**What is being asked:** Gather up every line from the entries below that uses the word "content".

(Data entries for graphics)
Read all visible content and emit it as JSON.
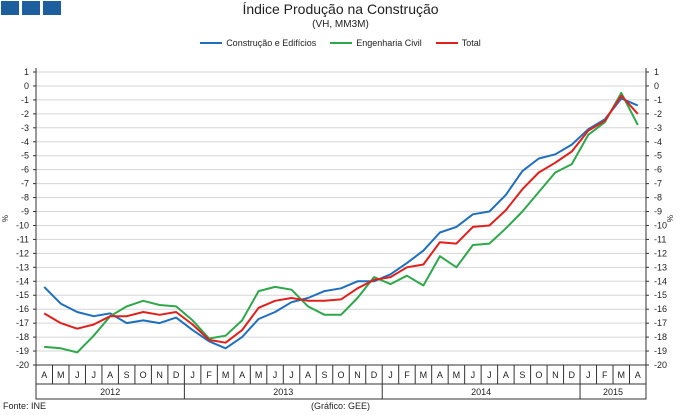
{
  "chart_data": {
    "type": "line",
    "title": "Índice Produção na Construção",
    "subtitle": "(VH, MM3M)",
    "ylabel": "%",
    "ylim": [
      -20,
      1
    ],
    "yticks": [
      1,
      0,
      -1,
      -2,
      -3,
      -4,
      -5,
      -6,
      -7,
      -8,
      -9,
      -10,
      -11,
      -12,
      -13,
      -14,
      -15,
      -16,
      -17,
      -18,
      -19,
      -20
    ],
    "categories": [
      "A",
      "M",
      "J",
      "J",
      "A",
      "S",
      "O",
      "N",
      "D",
      "J",
      "F",
      "M",
      "A",
      "M",
      "J",
      "J",
      "A",
      "S",
      "O",
      "N",
      "D",
      "J",
      "F",
      "M",
      "A",
      "M",
      "J",
      "J",
      "A",
      "S",
      "O",
      "N",
      "D",
      "J",
      "F",
      "M",
      "A"
    ],
    "years": [
      {
        "label": "2012",
        "start": 0,
        "end": 8
      },
      {
        "label": "2013",
        "start": 9,
        "end": 20
      },
      {
        "label": "2014",
        "start": 21,
        "end": 32
      },
      {
        "label": "2015",
        "start": 33,
        "end": 36
      }
    ],
    "series": [
      {
        "name": "Construção e Edifícios",
        "color": "#1f6fbf",
        "values": [
          -14.4,
          -15.6,
          -16.2,
          -16.5,
          -16.3,
          -17.0,
          -16.8,
          -17.0,
          -16.6,
          -17.5,
          -18.3,
          -18.8,
          -18.0,
          -16.7,
          -16.2,
          -15.5,
          -15.2,
          -14.7,
          -14.5,
          -14.0,
          -14.0,
          -13.5,
          -12.7,
          -11.8,
          -10.5,
          -10.1,
          -9.2,
          -9.0,
          -7.8,
          -6.1,
          -5.2,
          -4.9,
          -4.2,
          -3.1,
          -2.4,
          -0.9,
          -1.4
        ]
      },
      {
        "name": "Engenharia Civil",
        "color": "#2ea84a",
        "values": [
          -18.7,
          -18.8,
          -19.1,
          -17.9,
          -16.5,
          -15.8,
          -15.4,
          -15.7,
          -15.8,
          -16.8,
          -18.1,
          -17.9,
          -16.8,
          -14.7,
          -14.4,
          -14.6,
          -15.8,
          -16.4,
          -16.4,
          -15.2,
          -13.7,
          -14.2,
          -13.6,
          -14.3,
          -12.2,
          -13.0,
          -11.4,
          -11.3,
          -10.2,
          -9.0,
          -7.6,
          -6.2,
          -5.6,
          -3.5,
          -2.6,
          -0.5,
          -2.8
        ]
      },
      {
        "name": "Total",
        "color": "#e0201c",
        "values": [
          -16.3,
          -17.0,
          -17.4,
          -17.1,
          -16.5,
          -16.5,
          -16.2,
          -16.4,
          -16.2,
          -17.1,
          -18.2,
          -18.4,
          -17.5,
          -15.9,
          -15.4,
          -15.2,
          -15.4,
          -15.4,
          -15.3,
          -14.5,
          -13.9,
          -13.7,
          -13.0,
          -12.8,
          -11.2,
          -11.3,
          -10.1,
          -10.0,
          -8.9,
          -7.4,
          -6.2,
          -5.5,
          -4.7,
          -3.2,
          -2.5,
          -0.7,
          -2.0
        ]
      }
    ]
  },
  "footer": {
    "source": "Fonte: INE",
    "credit": "(Gráfico: GEE)"
  },
  "colors": {
    "logo": "#1d5e9e",
    "grid": "#d6d6d6"
  }
}
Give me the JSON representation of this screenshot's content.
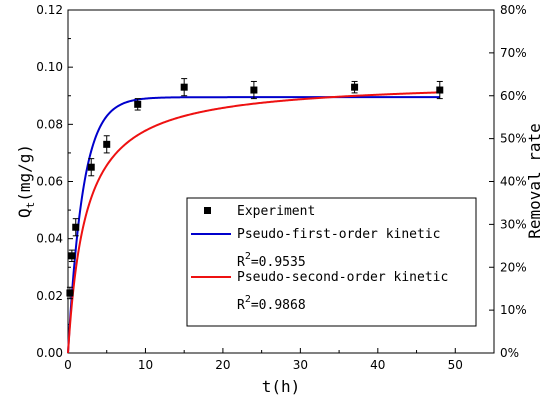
{
  "chart_data": {
    "type": "scatter",
    "xlabel": "t(h)",
    "ylabel_main": "Q",
    "ylabel_sub": "t",
    "ylabel_unit": "(mg/g)",
    "ylabel_right": "Removal rate",
    "xlim": [
      0,
      55
    ],
    "ylim": [
      0,
      0.12
    ],
    "ylim_right": [
      0,
      80
    ],
    "x_ticks": [
      0,
      10,
      20,
      30,
      40,
      50
    ],
    "x_tick_labels": [
      "0",
      "10",
      "20",
      "30",
      "40",
      "50"
    ],
    "y_ticks": [
      0,
      0.02,
      0.04,
      0.06,
      0.08,
      0.1,
      0.12
    ],
    "y_tick_labels": [
      "0.00",
      "0.02",
      "0.04",
      "0.06",
      "0.08",
      "0.10",
      "0.12"
    ],
    "y_right_ticks": [
      0,
      10,
      20,
      30,
      40,
      50,
      60,
      70,
      80
    ],
    "y_right_tick_labels": [
      "0%",
      "10%",
      "20%",
      "30%",
      "40%",
      "50%",
      "60%",
      "70%",
      "80%"
    ],
    "experiment": {
      "name": "Experiment",
      "color": "#000000",
      "x": [
        0.25,
        0.5,
        1,
        3,
        5,
        9,
        15,
        24,
        37,
        48
      ],
      "y": [
        0.021,
        0.034,
        0.044,
        0.065,
        0.073,
        0.087,
        0.093,
        0.092,
        0.093,
        0.092
      ],
      "err": [
        0.002,
        0.002,
        0.003,
        0.003,
        0.003,
        0.002,
        0.003,
        0.003,
        0.002,
        0.003
      ]
    },
    "fits": [
      {
        "name": "Pseudo-first-order kinetic",
        "r2_label": "R",
        "r2_sup": "2",
        "r2_value": "=0.9535",
        "color": "#0000cc",
        "model": "pfo",
        "qe": 0.0895,
        "k": 0.52
      },
      {
        "name": "Pseudo-second-order kinetic",
        "r2_label": "R",
        "r2_sup": "2",
        "r2_value": "=0.9868",
        "color": "#ee1111",
        "model": "pso",
        "qe": 0.0955,
        "k": 4.6
      }
    ],
    "x_max_fit": 48,
    "legend_position": "center-right"
  }
}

**Task answer:**
Read all visible content and emit it as JSON.
Give me the JSON representation of this screenshot's content.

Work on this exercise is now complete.